- WHAT IS ASKED
Look for the string "JSON" in the lines and copy each line that has it.

- DATASET CONTENT
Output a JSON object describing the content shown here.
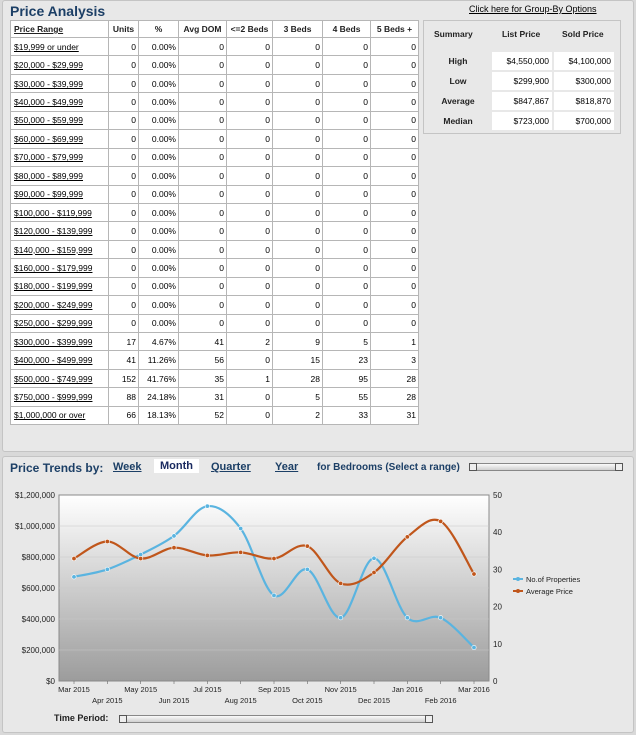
{
  "price_analysis": {
    "title": "Price Analysis",
    "group_by_link": "Click here for Group-By Options",
    "columns": [
      "Price Range",
      "Units",
      "%",
      "Avg DOM",
      "<=2 Beds",
      "3 Beds",
      "4 Beds",
      "5 Beds +"
    ],
    "rows": [
      [
        "$19,999 or under",
        "0",
        "0.00%",
        "0",
        "0",
        "0",
        "0",
        "0"
      ],
      [
        "$20,000 - $29,999",
        "0",
        "0.00%",
        "0",
        "0",
        "0",
        "0",
        "0"
      ],
      [
        "$30,000 - $39,999",
        "0",
        "0.00%",
        "0",
        "0",
        "0",
        "0",
        "0"
      ],
      [
        "$40,000 - $49,999",
        "0",
        "0.00%",
        "0",
        "0",
        "0",
        "0",
        "0"
      ],
      [
        "$50,000 - $59,999",
        "0",
        "0.00%",
        "0",
        "0",
        "0",
        "0",
        "0"
      ],
      [
        "$60,000 - $69,999",
        "0",
        "0.00%",
        "0",
        "0",
        "0",
        "0",
        "0"
      ],
      [
        "$70,000 - $79,999",
        "0",
        "0.00%",
        "0",
        "0",
        "0",
        "0",
        "0"
      ],
      [
        "$80,000 - $89,999",
        "0",
        "0.00%",
        "0",
        "0",
        "0",
        "0",
        "0"
      ],
      [
        "$90,000 - $99,999",
        "0",
        "0.00%",
        "0",
        "0",
        "0",
        "0",
        "0"
      ],
      [
        "$100,000 - $119,999",
        "0",
        "0.00%",
        "0",
        "0",
        "0",
        "0",
        "0"
      ],
      [
        "$120,000 - $139,999",
        "0",
        "0.00%",
        "0",
        "0",
        "0",
        "0",
        "0"
      ],
      [
        "$140,000 - $159,999",
        "0",
        "0.00%",
        "0",
        "0",
        "0",
        "0",
        "0"
      ],
      [
        "$160,000 - $179,999",
        "0",
        "0.00%",
        "0",
        "0",
        "0",
        "0",
        "0"
      ],
      [
        "$180,000 - $199,999",
        "0",
        "0.00%",
        "0",
        "0",
        "0",
        "0",
        "0"
      ],
      [
        "$200,000 - $249,999",
        "0",
        "0.00%",
        "0",
        "0",
        "0",
        "0",
        "0"
      ],
      [
        "$250,000 - $299,999",
        "0",
        "0.00%",
        "0",
        "0",
        "0",
        "0",
        "0"
      ],
      [
        "$300,000 - $399,999",
        "17",
        "4.67%",
        "41",
        "2",
        "9",
        "5",
        "1"
      ],
      [
        "$400,000 - $499,999",
        "41",
        "11.26%",
        "56",
        "0",
        "15",
        "23",
        "3"
      ],
      [
        "$500,000 - $749,999",
        "152",
        "41.76%",
        "35",
        "1",
        "28",
        "95",
        "28"
      ],
      [
        "$750,000 - $999,999",
        "88",
        "24.18%",
        "31",
        "0",
        "5",
        "55",
        "28"
      ],
      [
        "$1,000,000 or over",
        "66",
        "18.13%",
        "52",
        "0",
        "2",
        "33",
        "31"
      ]
    ],
    "summary": {
      "headers": [
        "Summary",
        "List Price",
        "Sold Price"
      ],
      "rows": [
        {
          "label": "High",
          "list": "$4,550,000",
          "sold": "$4,100,000"
        },
        {
          "label": "Low",
          "list": "$299,900",
          "sold": "$300,000"
        },
        {
          "label": "Average",
          "list": "$847,867",
          "sold": "$818,870"
        },
        {
          "label": "Median",
          "list": "$723,000",
          "sold": "$700,000"
        }
      ]
    }
  },
  "price_trends": {
    "title": "Price Trends by:",
    "tabs": [
      "Week",
      "Month",
      "Quarter",
      "Year"
    ],
    "active_tab": "Month",
    "bedrooms_label": "for Bedrooms (Select a range)",
    "time_period_label": "Time Period:",
    "colors": {
      "properties": "#5ab4e0",
      "price": "#c0561b"
    }
  },
  "chart_data": {
    "type": "line",
    "categories": [
      "Mar 2015",
      "Apr 2015",
      "May 2015",
      "Jun 2015",
      "Jul 2015",
      "Aug 2015",
      "Sep 2015",
      "Oct 2015",
      "Nov 2015",
      "Dec 2015",
      "Jan 2016",
      "Feb 2016",
      "Mar 2016"
    ],
    "y_left": {
      "min": 0,
      "max": 1200000,
      "ticks": [
        "$0",
        "$200,000",
        "$400,000",
        "$600,000",
        "$800,000",
        "$1,000,000",
        "$1,200,000"
      ]
    },
    "y_right": {
      "min": 0,
      "max": 50,
      "ticks": [
        "0",
        "10",
        "20",
        "30",
        "40",
        "50"
      ]
    },
    "series": [
      {
        "name": "No.of Properties",
        "axis": "right",
        "values": [
          28,
          30,
          34,
          39,
          47,
          41,
          23,
          30,
          17,
          33,
          17,
          17,
          9
        ]
      },
      {
        "name": "Average Price",
        "axis": "left",
        "values": [
          790000,
          900000,
          790000,
          860000,
          810000,
          830000,
          790000,
          870000,
          630000,
          700000,
          930000,
          1030000,
          690000
        ]
      }
    ],
    "legend_position": "right"
  }
}
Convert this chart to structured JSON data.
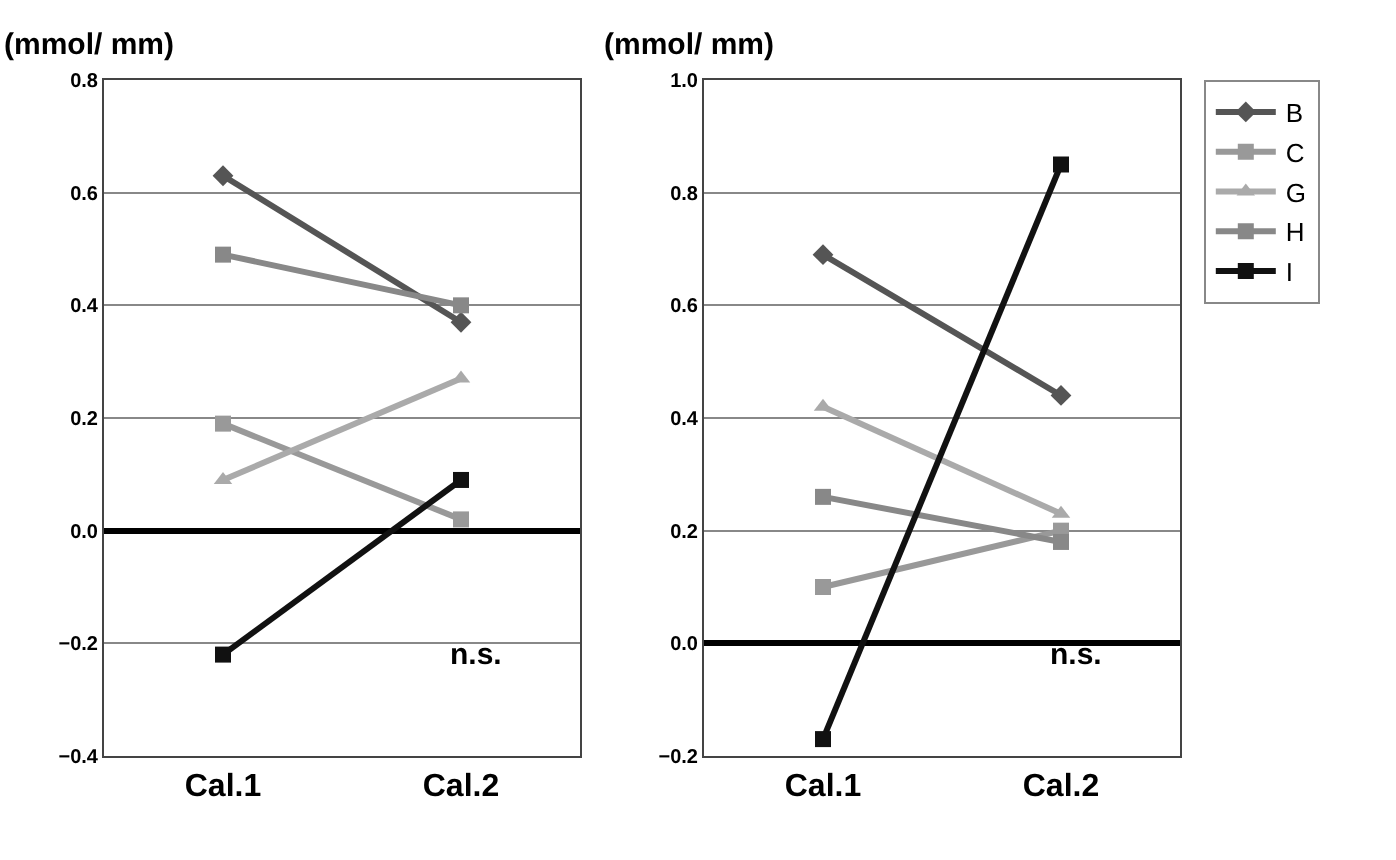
{
  "chart_data": [
    {
      "type": "line",
      "ylabel": "(mmol/ mm)",
      "categories": [
        "Cal.1",
        "Cal.2"
      ],
      "ylim": [
        -0.4,
        0.8
      ],
      "yticks": [
        {
          "value": -0.4,
          "label": "−0.4"
        },
        {
          "value": -0.2,
          "label": "−0.2"
        },
        {
          "value": 0,
          "label": "0.0"
        },
        {
          "value": 0.2,
          "label": "0.2"
        },
        {
          "value": 0.4,
          "label": "0.4"
        },
        {
          "value": 0.6,
          "label": "0.6"
        },
        {
          "value": 0.8,
          "label": "0.8"
        }
      ],
      "grid": "y",
      "legend": false,
      "series": [
        {
          "color": "#555555",
          "marker": "diamond",
          "values": [
            0.63,
            0.37
          ]
        },
        {
          "color": "#999999",
          "marker": "square",
          "values": [
            0.19,
            0.02
          ]
        },
        {
          "color": "#aaaaaa",
          "marker": "triangle",
          "values": [
            0.09,
            0.27
          ]
        },
        {
          "color": "#888888",
          "marker": "square",
          "values": [
            0.49,
            0.4
          ]
        },
        {
          "color": "#111111",
          "marker": "square",
          "values": [
            -0.22,
            0.09
          ]
        }
      ],
      "annotations": [
        "n.s."
      ]
    },
    {
      "type": "line",
      "ylabel": "(mmol/ mm)",
      "categories": [
        "Cal.1",
        "Cal.2"
      ],
      "ylim": [
        -0.2,
        1.0
      ],
      "yticks": [
        {
          "value": -0.2,
          "label": "−0.2"
        },
        {
          "value": 0,
          "label": "0.0"
        },
        {
          "value": 0.2,
          "label": "0.2"
        },
        {
          "value": 0.4,
          "label": "0.4"
        },
        {
          "value": 0.6,
          "label": "0.6"
        },
        {
          "value": 0.8,
          "label": "0.8"
        },
        {
          "value": 1.0,
          "label": "1.0"
        }
      ],
      "grid": "y",
      "legend": "right",
      "series": [
        {
          "name": "B",
          "color": "#555555",
          "marker": "diamond",
          "values": [
            0.69,
            0.44
          ]
        },
        {
          "name": "C",
          "color": "#999999",
          "marker": "square",
          "values": [
            0.1,
            0.2
          ]
        },
        {
          "name": "G",
          "color": "#aaaaaa",
          "marker": "triangle",
          "values": [
            0.42,
            0.23
          ]
        },
        {
          "name": "H",
          "color": "#888888",
          "marker": "square",
          "values": [
            0.26,
            0.18
          ]
        },
        {
          "name": "I",
          "color": "#111111",
          "marker": "square",
          "values": [
            -0.17,
            0.85
          ]
        }
      ],
      "annotations": [
        "n.s."
      ]
    }
  ]
}
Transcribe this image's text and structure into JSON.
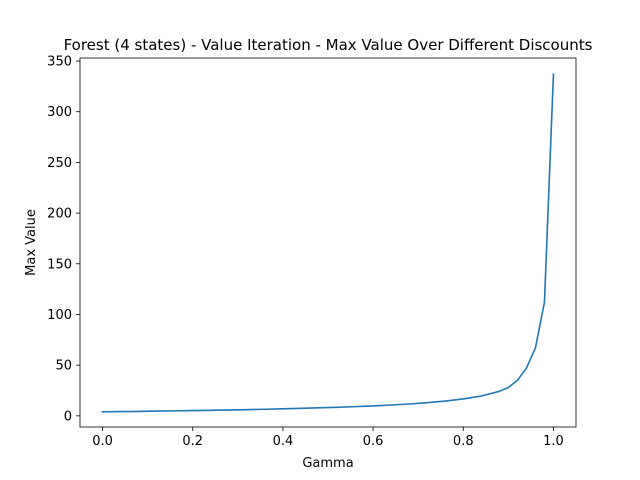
{
  "chart_data": {
    "type": "line",
    "title": "Forest (4 states) - Value Iteration - Max Value Over Different Discounts",
    "xlabel": "Gamma",
    "ylabel": "Max Value",
    "xlim": [
      -0.05,
      1.05
    ],
    "ylim": [
      -11,
      353
    ],
    "xticks": [
      0.0,
      0.2,
      0.4,
      0.6,
      0.8,
      1.0
    ],
    "xtick_labels": [
      "0.0",
      "0.2",
      "0.4",
      "0.6",
      "0.8",
      "1.0"
    ],
    "yticks": [
      0,
      50,
      100,
      150,
      200,
      250,
      300,
      350
    ],
    "ytick_labels": [
      "0",
      "50",
      "100",
      "150",
      "200",
      "250",
      "300",
      "350"
    ],
    "grid": false,
    "legend": "none",
    "series": [
      {
        "color": "#1f77b4",
        "x": [
          0.0,
          0.04,
          0.08,
          0.12,
          0.16,
          0.2,
          0.24,
          0.28,
          0.32,
          0.36,
          0.4,
          0.44,
          0.48,
          0.52,
          0.56,
          0.6,
          0.64,
          0.68,
          0.72,
          0.76,
          0.8,
          0.84,
          0.88,
          0.9,
          0.92,
          0.94,
          0.96,
          0.98,
          1.0
        ],
        "y": [
          4.0,
          4.2,
          4.4,
          4.7,
          4.9,
          5.2,
          5.5,
          5.8,
          6.1,
          6.5,
          6.9,
          7.4,
          7.9,
          8.4,
          9.1,
          9.8,
          10.7,
          11.7,
          13.0,
          14.6,
          16.7,
          19.6,
          24.2,
          28.0,
          35.0,
          47.0,
          67.0,
          112.0,
          337.0
        ]
      }
    ]
  }
}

- WORKED SOLUTION
Output a JSON object describing the content shown here.
Convert this chart to structured JSON data.
Transcribe this image's text and structure into JSON.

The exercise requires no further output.